- _REQUIREMENT_:
Every record below should be printed exactly as given.

[BEGIN RECORDS FOR PROCESSING]

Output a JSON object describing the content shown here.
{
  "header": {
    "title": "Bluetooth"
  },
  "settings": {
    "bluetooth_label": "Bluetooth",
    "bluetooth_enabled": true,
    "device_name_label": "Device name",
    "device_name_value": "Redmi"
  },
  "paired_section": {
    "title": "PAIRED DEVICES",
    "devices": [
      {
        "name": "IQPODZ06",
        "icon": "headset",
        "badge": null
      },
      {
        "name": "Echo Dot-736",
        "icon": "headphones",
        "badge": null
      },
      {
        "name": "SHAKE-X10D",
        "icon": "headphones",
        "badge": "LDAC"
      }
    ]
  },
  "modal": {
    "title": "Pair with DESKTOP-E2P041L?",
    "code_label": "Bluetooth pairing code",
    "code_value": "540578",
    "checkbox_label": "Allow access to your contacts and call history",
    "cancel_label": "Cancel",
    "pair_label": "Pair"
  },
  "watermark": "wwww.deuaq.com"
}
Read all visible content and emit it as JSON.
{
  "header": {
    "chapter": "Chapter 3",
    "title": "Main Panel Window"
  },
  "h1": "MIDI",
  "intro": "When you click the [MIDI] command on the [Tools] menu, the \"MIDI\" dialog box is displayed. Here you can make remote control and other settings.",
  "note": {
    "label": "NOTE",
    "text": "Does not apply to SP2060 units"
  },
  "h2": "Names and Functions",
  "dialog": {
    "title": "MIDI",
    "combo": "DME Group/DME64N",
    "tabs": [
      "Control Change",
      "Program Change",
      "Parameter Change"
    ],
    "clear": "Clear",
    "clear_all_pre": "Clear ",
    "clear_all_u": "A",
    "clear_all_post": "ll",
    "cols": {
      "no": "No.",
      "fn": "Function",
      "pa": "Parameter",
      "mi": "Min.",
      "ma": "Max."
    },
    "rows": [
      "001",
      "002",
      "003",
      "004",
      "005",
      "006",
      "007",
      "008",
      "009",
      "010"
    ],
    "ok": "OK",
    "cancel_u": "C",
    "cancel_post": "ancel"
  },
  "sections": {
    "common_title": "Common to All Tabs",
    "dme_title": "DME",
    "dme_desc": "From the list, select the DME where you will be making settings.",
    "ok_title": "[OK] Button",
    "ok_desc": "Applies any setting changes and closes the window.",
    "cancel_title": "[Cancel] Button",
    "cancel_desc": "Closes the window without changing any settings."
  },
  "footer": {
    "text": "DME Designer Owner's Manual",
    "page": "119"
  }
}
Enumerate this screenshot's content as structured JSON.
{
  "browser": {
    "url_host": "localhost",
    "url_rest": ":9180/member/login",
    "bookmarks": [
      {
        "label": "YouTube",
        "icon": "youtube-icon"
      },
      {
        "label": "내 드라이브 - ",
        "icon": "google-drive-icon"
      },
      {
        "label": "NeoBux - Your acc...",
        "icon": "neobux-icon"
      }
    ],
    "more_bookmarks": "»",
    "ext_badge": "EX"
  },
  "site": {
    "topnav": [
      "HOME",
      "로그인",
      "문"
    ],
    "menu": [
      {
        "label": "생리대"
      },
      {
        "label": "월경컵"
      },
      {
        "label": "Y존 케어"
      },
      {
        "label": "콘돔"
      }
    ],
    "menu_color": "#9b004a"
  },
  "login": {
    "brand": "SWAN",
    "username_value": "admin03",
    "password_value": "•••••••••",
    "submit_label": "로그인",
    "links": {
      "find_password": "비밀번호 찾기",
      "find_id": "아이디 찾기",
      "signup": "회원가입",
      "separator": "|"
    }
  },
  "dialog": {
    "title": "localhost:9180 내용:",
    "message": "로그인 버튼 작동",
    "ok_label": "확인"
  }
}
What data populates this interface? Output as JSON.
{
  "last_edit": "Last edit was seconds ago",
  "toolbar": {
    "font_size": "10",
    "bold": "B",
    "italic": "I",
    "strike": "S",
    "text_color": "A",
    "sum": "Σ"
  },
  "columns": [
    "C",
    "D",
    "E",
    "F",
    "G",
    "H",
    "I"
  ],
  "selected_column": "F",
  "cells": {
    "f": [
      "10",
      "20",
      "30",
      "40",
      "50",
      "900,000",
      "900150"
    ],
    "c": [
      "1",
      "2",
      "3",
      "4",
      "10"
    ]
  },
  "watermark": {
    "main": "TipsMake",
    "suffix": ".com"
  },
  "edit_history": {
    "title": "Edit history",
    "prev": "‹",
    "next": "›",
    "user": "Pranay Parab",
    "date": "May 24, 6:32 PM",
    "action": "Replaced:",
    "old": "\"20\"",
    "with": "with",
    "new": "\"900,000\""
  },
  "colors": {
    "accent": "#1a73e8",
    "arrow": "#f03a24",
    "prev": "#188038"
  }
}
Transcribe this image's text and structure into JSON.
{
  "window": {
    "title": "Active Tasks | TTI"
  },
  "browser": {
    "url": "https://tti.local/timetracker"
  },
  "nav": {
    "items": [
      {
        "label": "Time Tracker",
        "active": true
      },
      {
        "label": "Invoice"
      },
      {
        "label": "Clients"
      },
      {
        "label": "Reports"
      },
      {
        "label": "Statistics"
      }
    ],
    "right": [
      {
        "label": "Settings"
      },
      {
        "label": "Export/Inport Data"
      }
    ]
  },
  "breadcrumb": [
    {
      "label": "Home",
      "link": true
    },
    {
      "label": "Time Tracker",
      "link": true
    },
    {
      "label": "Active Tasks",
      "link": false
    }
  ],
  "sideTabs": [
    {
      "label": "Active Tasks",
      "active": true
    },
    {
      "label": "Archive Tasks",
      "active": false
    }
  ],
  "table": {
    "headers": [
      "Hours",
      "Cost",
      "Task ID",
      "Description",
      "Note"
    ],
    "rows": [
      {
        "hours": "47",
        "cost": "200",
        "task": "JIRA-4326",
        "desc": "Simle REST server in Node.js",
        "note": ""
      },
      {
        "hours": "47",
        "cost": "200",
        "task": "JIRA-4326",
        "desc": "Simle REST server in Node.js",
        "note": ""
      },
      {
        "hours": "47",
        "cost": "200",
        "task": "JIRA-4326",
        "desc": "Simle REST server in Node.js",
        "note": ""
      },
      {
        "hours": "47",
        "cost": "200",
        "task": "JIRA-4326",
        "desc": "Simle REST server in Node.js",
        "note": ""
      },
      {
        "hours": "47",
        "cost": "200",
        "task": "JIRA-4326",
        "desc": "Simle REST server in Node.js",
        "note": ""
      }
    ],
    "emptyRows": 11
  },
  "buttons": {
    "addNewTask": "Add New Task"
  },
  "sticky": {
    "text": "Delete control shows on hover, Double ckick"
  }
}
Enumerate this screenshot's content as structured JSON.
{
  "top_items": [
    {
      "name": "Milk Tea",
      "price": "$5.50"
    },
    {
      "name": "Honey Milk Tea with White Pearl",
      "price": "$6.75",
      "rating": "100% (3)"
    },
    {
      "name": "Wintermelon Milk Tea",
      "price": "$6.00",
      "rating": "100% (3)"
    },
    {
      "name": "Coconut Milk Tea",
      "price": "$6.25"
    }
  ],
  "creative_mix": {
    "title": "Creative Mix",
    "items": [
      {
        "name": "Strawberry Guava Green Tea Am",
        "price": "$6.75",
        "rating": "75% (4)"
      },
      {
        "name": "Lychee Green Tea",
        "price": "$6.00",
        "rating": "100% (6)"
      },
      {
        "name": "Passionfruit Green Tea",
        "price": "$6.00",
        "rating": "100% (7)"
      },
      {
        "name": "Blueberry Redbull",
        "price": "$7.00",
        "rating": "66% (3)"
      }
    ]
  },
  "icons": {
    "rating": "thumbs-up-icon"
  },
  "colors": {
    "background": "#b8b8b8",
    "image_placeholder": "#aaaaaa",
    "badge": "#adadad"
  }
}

[END RECORDS FOR PROCESSING]

- _RESULT_:
Output a JSON object describing the content shown here.
{
  "header": {
    "title": "Bluetooth"
  },
  "settings": {
    "bluetooth_label": "Bluetooth",
    "bluetooth_enabled": true,
    "device_name_label": "Device name",
    "device_name_value": "Redmi"
  },
  "paired_section": {
    "title": "PAIRED DEVICES",
    "devices": [
      {
        "name": "IQPODZ06",
        "icon": "headset",
        "badge": null
      },
      {
        "name": "Echo Dot-736",
        "icon": "headphones",
        "badge": null
      },
      {
        "name": "SHAKE-X10D",
        "icon": "headphones",
        "badge": "LDAC"
      }
    ]
  },
  "modal": {
    "title": "Pair with DESKTOP-E2P041L?",
    "code_label": "Bluetooth pairing code",
    "code_value": "540578",
    "checkbox_label": "Allow access to your contacts and call history",
    "cancel_label": "Cancel",
    "pair_label": "Pair"
  },
  "watermark": "wwww.deuaq.com"
}
Read all visible content and emit it as JSON.
{
  "header": {
    "chapter": "Chapter 3",
    "title": "Main Panel Window"
  },
  "h1": "MIDI",
  "intro": "When you click the [MIDI] command on the [Tools] menu, the \"MIDI\" dialog box is displayed. Here you can make remote control and other settings.",
  "note": {
    "label": "NOTE",
    "text": "Does not apply to SP2060 units"
  },
  "h2": "Names and Functions",
  "dialog": {
    "title": "MIDI",
    "combo": "DME Group/DME64N",
    "tabs": [
      "Control Change",
      "Program Change",
      "Parameter Change"
    ],
    "clear": "Clear",
    "clear_all_pre": "Clear ",
    "clear_all_u": "A",
    "clear_all_post": "ll",
    "cols": {
      "no": "No.",
      "fn": "Function",
      "pa": "Parameter",
      "mi": "Min.",
      "ma": "Max."
    },
    "rows": [
      "001",
      "002",
      "003",
      "004",
      "005",
      "006",
      "007",
      "008",
      "009",
      "010"
    ],
    "ok": "OK",
    "cancel_u": "C",
    "cancel_post": "ancel"
  },
  "sections": {
    "common_title": "Common to All Tabs",
    "dme_title": "DME",
    "dme_desc": "From the list, select the DME where you will be making settings.",
    "ok_title": "[OK] Button",
    "ok_desc": "Applies any setting changes and closes the window.",
    "cancel_title": "[Cancel] Button",
    "cancel_desc": "Closes the window without changing any settings."
  },
  "footer": {
    "text": "DME Designer Owner's Manual",
    "page": "119"
  }
}
Enumerate this screenshot's content as structured JSON.
{
  "browser": {
    "url_host": "localhost",
    "url_rest": ":9180/member/login",
    "bookmarks": [
      {
        "label": "YouTube",
        "icon": "youtube-icon"
      },
      {
        "label": "내 드라이브 - ",
        "icon": "google-drive-icon"
      },
      {
        "label": "NeoBux - Your acc...",
        "icon": "neobux-icon"
      }
    ],
    "more_bookmarks": "»",
    "ext_badge": "EX"
  },
  "site": {
    "topnav": [
      "HOME",
      "로그인",
      "문"
    ],
    "menu": [
      {
        "label": "생리대"
      },
      {
        "label": "월경컵"
      },
      {
        "label": "Y존 케어"
      },
      {
        "label": "콘돔"
      }
    ],
    "menu_color": "#9b004a"
  },
  "login": {
    "brand": "SWAN",
    "username_value": "admin03",
    "password_value": "•••••••••",
    "submit_label": "로그인",
    "links": {
      "find_password": "비밀번호 찾기",
      "find_id": "아이디 찾기",
      "signup": "회원가입",
      "separator": "|"
    }
  },
  "dialog": {
    "title": "localhost:9180 내용:",
    "message": "로그인 버튼 작동",
    "ok_label": "확인"
  }
}
What data populates this interface? Output as JSON.
{
  "last_edit": "Last edit was seconds ago",
  "toolbar": {
    "font_size": "10",
    "bold": "B",
    "italic": "I",
    "strike": "S",
    "text_color": "A",
    "sum": "Σ"
  },
  "columns": [
    "C",
    "D",
    "E",
    "F",
    "G",
    "H",
    "I"
  ],
  "selected_column": "F",
  "cells": {
    "f": [
      "10",
      "20",
      "30",
      "40",
      "50",
      "900,000",
      "900150"
    ],
    "c": [
      "1",
      "2",
      "3",
      "4",
      "10"
    ]
  },
  "watermark": {
    "main": "TipsMake",
    "suffix": ".com"
  },
  "edit_history": {
    "title": "Edit history",
    "prev": "‹",
    "next": "›",
    "user": "Pranay Parab",
    "date": "May 24, 6:32 PM",
    "action": "Replaced:",
    "old": "\"20\"",
    "with": "with",
    "new": "\"900,000\""
  },
  "colors": {
    "accent": "#1a73e8",
    "arrow": "#f03a24",
    "prev": "#188038"
  }
}
Transcribe this image's text and structure into JSON.
{
  "window": {
    "title": "Active Tasks | TTI"
  },
  "browser": {
    "url": "https://tti.local/timetracker"
  },
  "nav": {
    "items": [
      {
        "label": "Time Tracker",
        "active": true
      },
      {
        "label": "Invoice"
      },
      {
        "label": "Clients"
      },
      {
        "label": "Reports"
      },
      {
        "label": "Statistics"
      }
    ],
    "right": [
      {
        "label": "Settings"
      },
      {
        "label": "Export/Inport Data"
      }
    ]
  },
  "breadcrumb": [
    {
      "label": "Home",
      "link": true
    },
    {
      "label": "Time Tracker",
      "link": true
    },
    {
      "label": "Active Tasks",
      "link": false
    }
  ],
  "sideTabs": [
    {
      "label": "Active Tasks",
      "active": true
    },
    {
      "label": "Archive Tasks",
      "active": false
    }
  ],
  "table": {
    "headers": [
      "Hours",
      "Cost",
      "Task ID",
      "Description",
      "Note"
    ],
    "rows": [
      {
        "hours": "47",
        "cost": "200",
        "task": "JIRA-4326",
        "desc": "Simle REST server in Node.js",
        "note": ""
      },
      {
        "hours": "47",
        "cost": "200",
        "task": "JIRA-4326",
        "desc": "Simle REST server in Node.js",
        "note": ""
      },
      {
        "hours": "47",
        "cost": "200",
        "task": "JIRA-4326",
        "desc": "Simle REST server in Node.js",
        "note": ""
      },
      {
        "hours": "47",
        "cost": "200",
        "task": "JIRA-4326",
        "desc": "Simle REST server in Node.js",
        "note": ""
      },
      {
        "hours": "47",
        "cost": "200",
        "task": "JIRA-4326",
        "desc": "Simle REST server in Node.js",
        "note": ""
      }
    ],
    "emptyRows": 11
  },
  "buttons": {
    "addNewTask": "Add New Task"
  },
  "sticky": {
    "text": "Delete control shows on hover, Double ckick"
  }
}
Enumerate this screenshot's content as structured JSON.
{
  "top_items": [
    {
      "name": "Milk Tea",
      "price": "$5.50"
    },
    {
      "name": "Honey Milk Tea with White Pearl",
      "price": "$6.75",
      "rating": "100% (3)"
    },
    {
      "name": "Wintermelon Milk Tea",
      "price": "$6.00",
      "rating": "100% (3)"
    },
    {
      "name": "Coconut Milk Tea",
      "price": "$6.25"
    }
  ],
  "creative_mix": {
    "title": "Creative Mix",
    "items": [
      {
        "name": "Strawberry Guava Green Tea Am",
        "price": "$6.75",
        "rating": "75% (4)"
      },
      {
        "name": "Lychee Green Tea",
        "price": "$6.00",
        "rating": "100% (6)"
      },
      {
        "name": "Passionfruit Green Tea",
        "price": "$6.00",
        "rating": "100% (7)"
      },
      {
        "name": "Blueberry Redbull",
        "price": "$7.00",
        "rating": "66% (3)"
      }
    ]
  },
  "icons": {
    "rating": "thumbs-up-icon"
  },
  "colors": {
    "background": "#b8b8b8",
    "image_placeholder": "#aaaaaa",
    "badge": "#adadad"
  }
}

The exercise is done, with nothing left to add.